[TASK] List all lines of the data containing the word "Theft".

Dataset items:
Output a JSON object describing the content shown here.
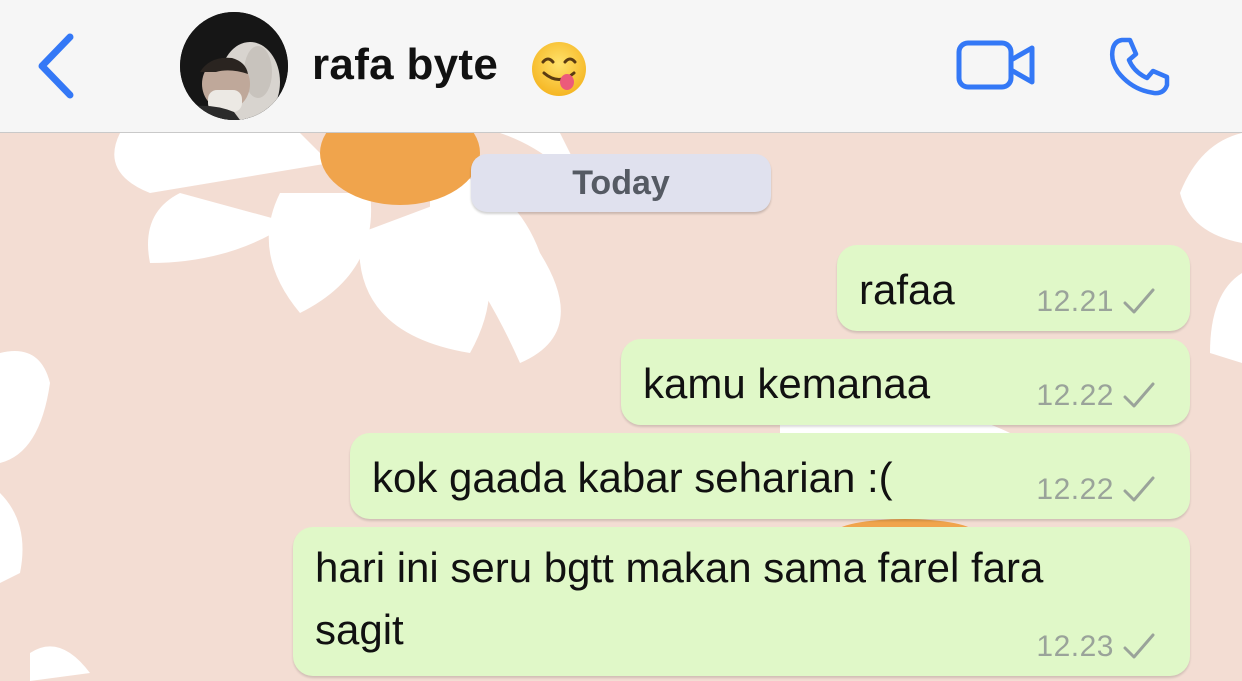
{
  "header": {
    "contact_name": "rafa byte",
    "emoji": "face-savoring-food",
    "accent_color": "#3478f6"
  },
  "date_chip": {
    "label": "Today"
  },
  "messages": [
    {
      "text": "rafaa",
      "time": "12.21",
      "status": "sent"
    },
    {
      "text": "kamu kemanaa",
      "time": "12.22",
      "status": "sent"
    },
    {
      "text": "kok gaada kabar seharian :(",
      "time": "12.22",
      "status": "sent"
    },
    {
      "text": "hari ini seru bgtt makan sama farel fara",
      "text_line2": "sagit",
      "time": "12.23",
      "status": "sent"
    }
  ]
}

--

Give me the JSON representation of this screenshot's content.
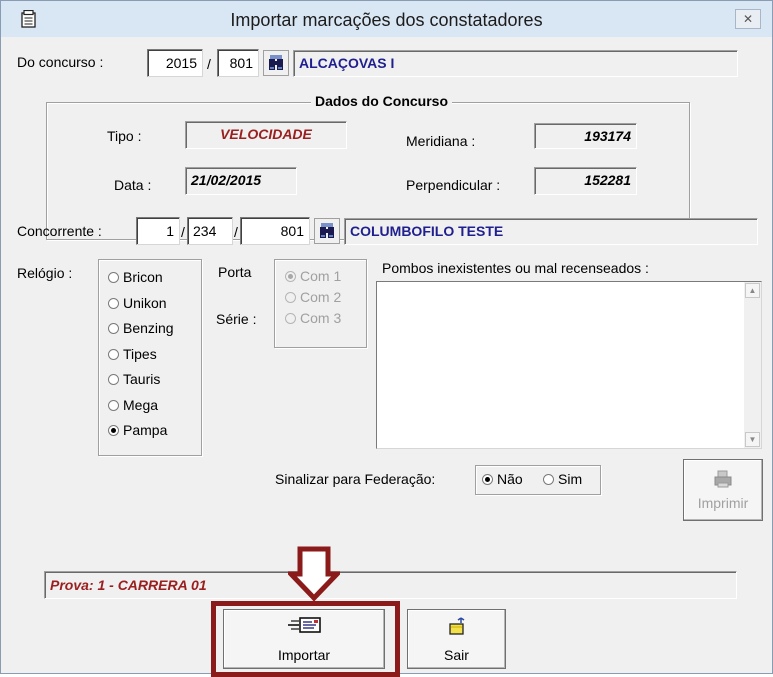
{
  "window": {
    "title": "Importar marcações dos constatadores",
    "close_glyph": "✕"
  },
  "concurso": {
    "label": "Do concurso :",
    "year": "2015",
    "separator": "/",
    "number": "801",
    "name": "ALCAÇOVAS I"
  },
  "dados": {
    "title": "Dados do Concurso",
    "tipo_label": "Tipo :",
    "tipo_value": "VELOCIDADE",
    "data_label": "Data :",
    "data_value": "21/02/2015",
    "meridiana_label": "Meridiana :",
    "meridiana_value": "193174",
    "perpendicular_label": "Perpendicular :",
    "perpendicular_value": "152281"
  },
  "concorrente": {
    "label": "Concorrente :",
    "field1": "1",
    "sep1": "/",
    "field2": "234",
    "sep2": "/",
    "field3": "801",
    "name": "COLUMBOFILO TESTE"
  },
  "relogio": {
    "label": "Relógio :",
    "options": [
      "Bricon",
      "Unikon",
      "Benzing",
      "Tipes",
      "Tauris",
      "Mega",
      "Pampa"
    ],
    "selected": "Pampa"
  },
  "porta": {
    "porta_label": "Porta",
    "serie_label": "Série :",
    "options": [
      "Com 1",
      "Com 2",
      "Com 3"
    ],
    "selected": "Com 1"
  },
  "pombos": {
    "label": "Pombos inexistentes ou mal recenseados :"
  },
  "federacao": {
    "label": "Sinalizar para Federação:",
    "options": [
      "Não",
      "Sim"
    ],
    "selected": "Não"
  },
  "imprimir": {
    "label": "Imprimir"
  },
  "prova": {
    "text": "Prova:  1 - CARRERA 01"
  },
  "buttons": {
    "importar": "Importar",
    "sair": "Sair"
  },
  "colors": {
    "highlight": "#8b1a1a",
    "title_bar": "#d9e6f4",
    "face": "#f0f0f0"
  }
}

==

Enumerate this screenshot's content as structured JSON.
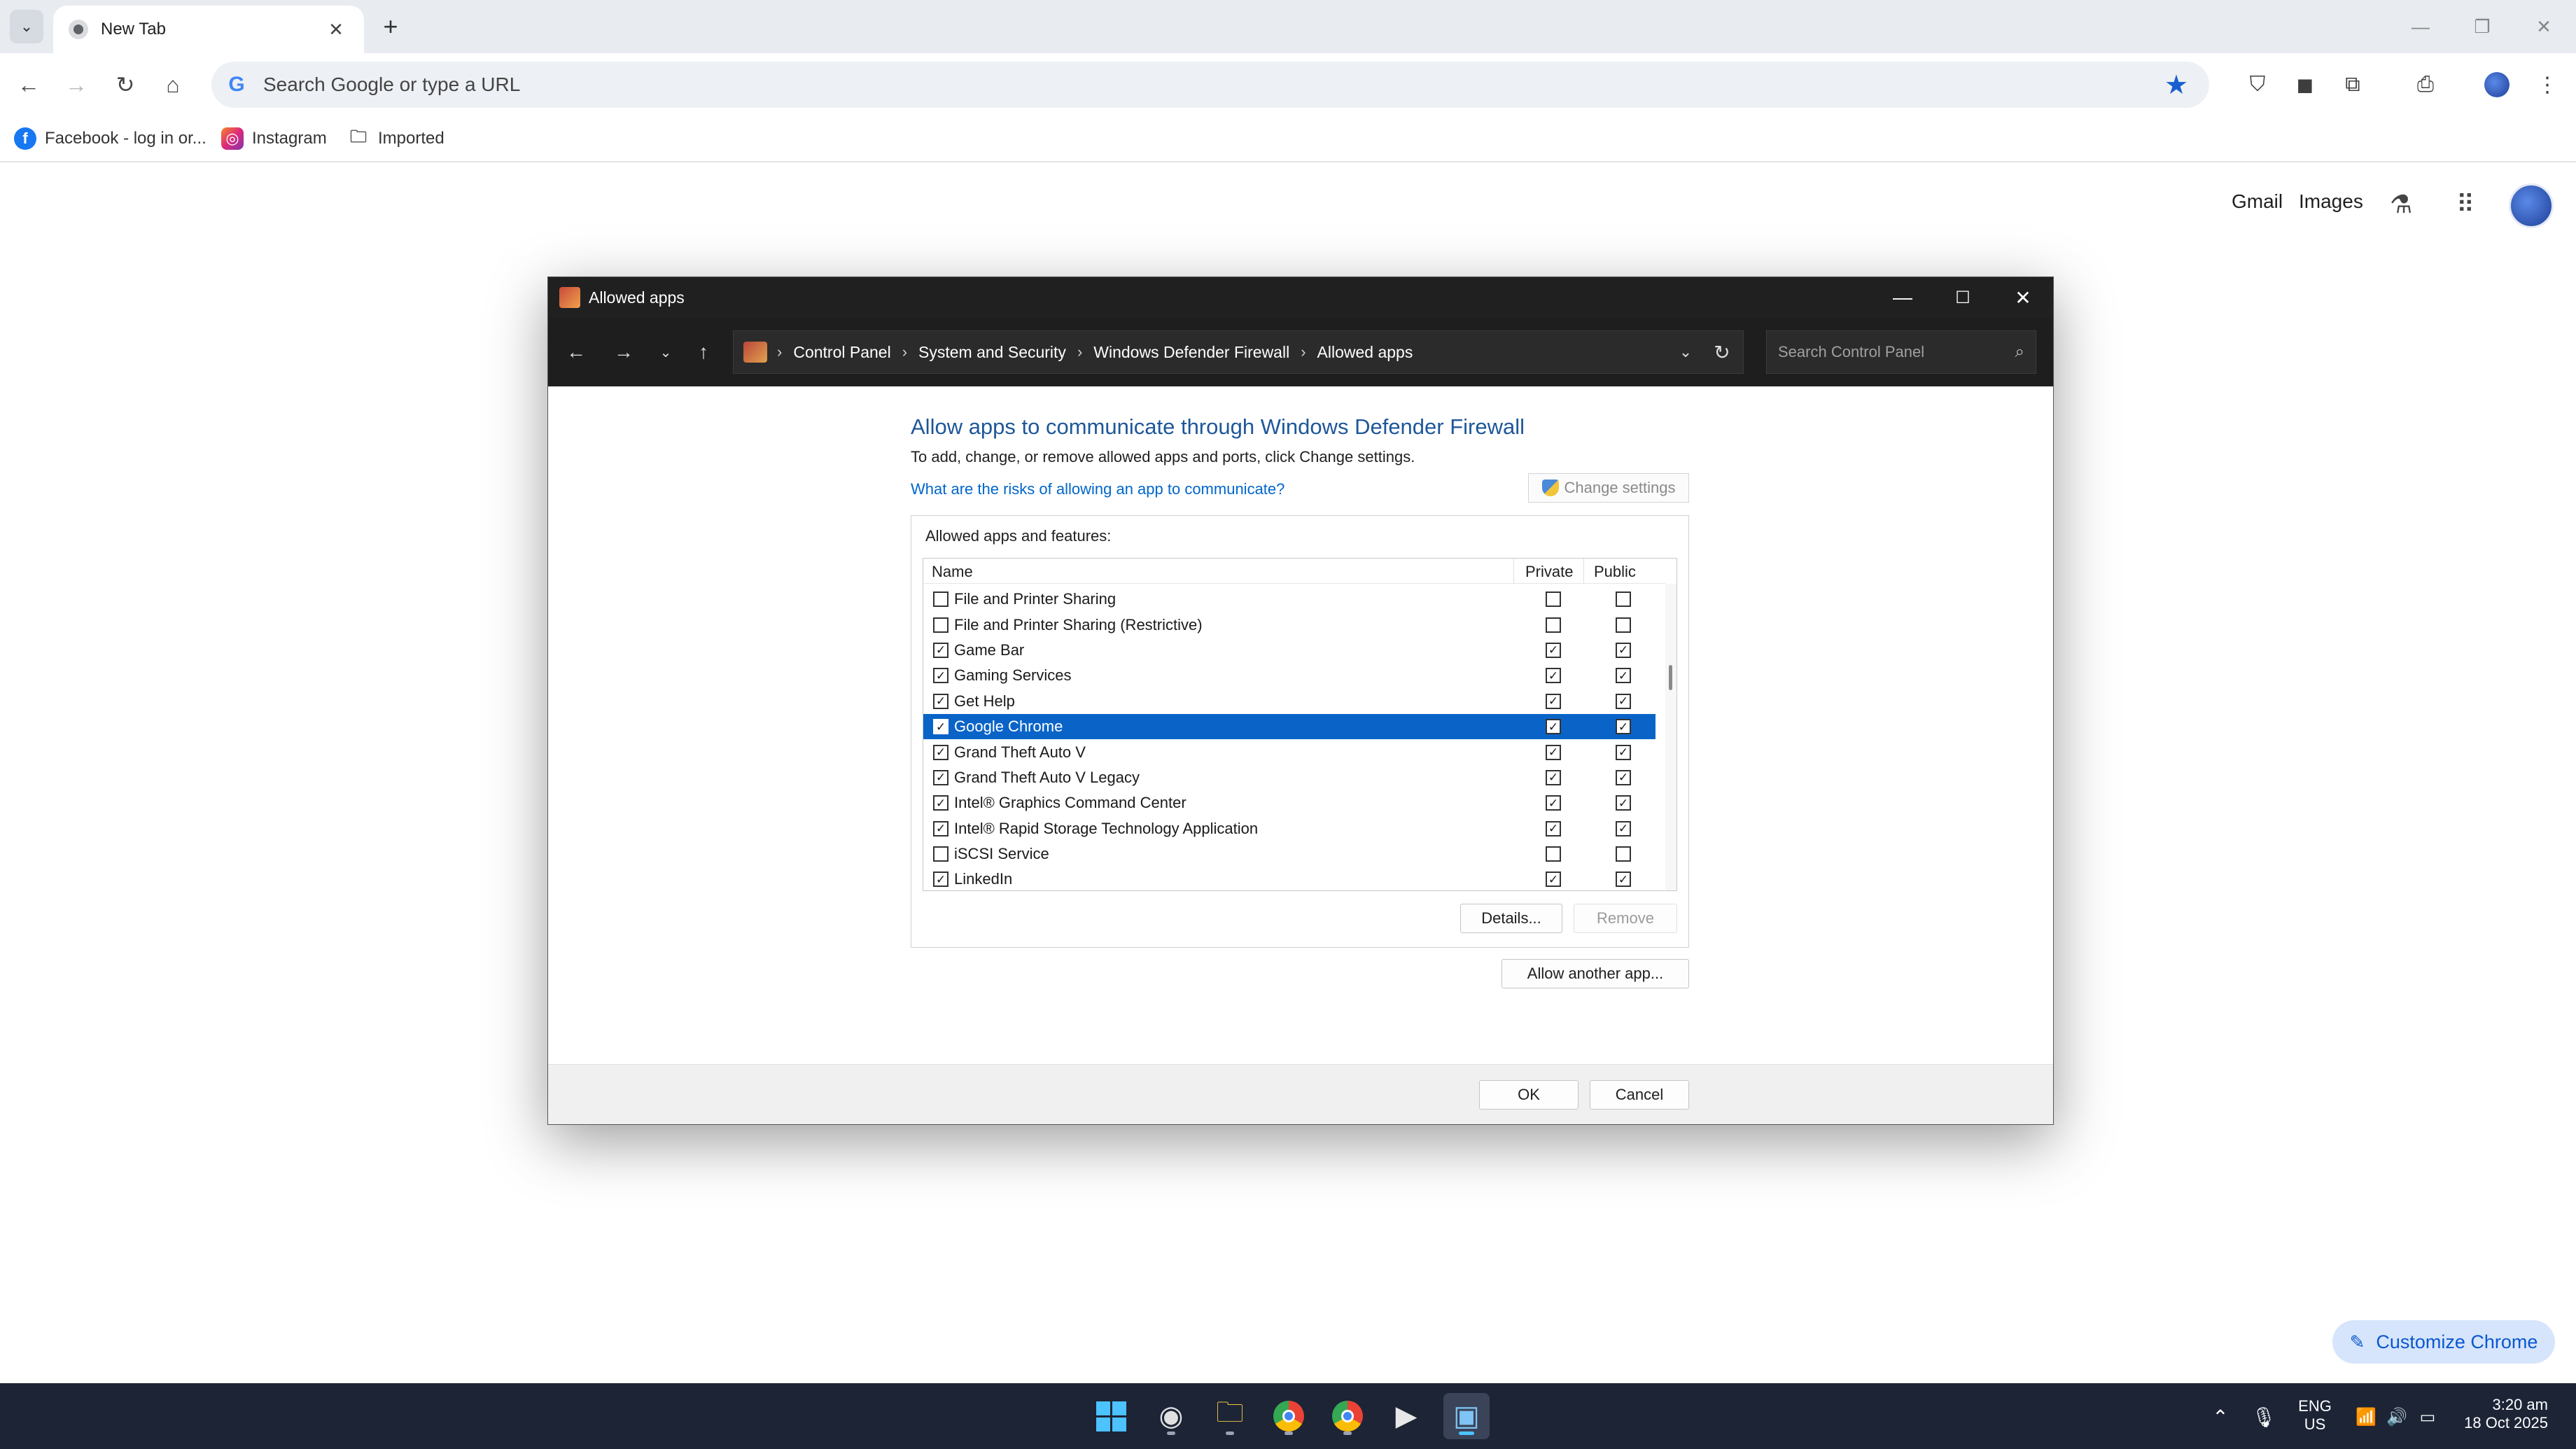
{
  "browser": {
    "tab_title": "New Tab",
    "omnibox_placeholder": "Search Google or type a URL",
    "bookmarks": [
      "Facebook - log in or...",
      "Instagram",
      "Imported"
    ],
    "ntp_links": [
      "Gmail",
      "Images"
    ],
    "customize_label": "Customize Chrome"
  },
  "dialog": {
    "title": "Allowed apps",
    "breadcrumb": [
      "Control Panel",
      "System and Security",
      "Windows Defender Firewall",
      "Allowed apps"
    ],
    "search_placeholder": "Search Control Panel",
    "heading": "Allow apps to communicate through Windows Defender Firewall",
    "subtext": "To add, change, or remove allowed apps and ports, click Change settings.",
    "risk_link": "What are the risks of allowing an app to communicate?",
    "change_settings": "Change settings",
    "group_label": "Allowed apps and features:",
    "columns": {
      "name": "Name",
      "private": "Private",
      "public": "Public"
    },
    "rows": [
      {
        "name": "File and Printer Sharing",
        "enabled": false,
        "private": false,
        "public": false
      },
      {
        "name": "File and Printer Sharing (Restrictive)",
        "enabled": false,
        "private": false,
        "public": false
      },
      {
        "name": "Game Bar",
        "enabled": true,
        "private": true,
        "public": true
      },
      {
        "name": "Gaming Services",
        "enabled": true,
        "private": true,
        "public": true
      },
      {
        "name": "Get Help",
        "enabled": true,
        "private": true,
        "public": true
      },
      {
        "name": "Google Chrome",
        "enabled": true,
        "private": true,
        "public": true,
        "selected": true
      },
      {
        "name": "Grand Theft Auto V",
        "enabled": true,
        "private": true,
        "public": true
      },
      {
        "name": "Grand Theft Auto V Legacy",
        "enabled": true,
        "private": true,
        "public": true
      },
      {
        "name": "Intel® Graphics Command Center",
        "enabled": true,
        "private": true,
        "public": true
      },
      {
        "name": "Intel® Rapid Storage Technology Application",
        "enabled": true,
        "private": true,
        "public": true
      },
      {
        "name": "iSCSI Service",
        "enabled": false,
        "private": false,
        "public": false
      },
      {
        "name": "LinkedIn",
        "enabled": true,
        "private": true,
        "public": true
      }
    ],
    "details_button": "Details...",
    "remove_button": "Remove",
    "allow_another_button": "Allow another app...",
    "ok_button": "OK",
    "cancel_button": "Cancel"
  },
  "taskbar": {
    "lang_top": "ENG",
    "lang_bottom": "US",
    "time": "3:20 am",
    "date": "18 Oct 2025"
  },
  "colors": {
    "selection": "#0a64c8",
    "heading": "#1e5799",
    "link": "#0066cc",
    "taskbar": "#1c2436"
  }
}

[EXERCISE ANSWER]
        "name": "Grand Theft Auto V",
        "name": "Grand Theft Auto V Legacy",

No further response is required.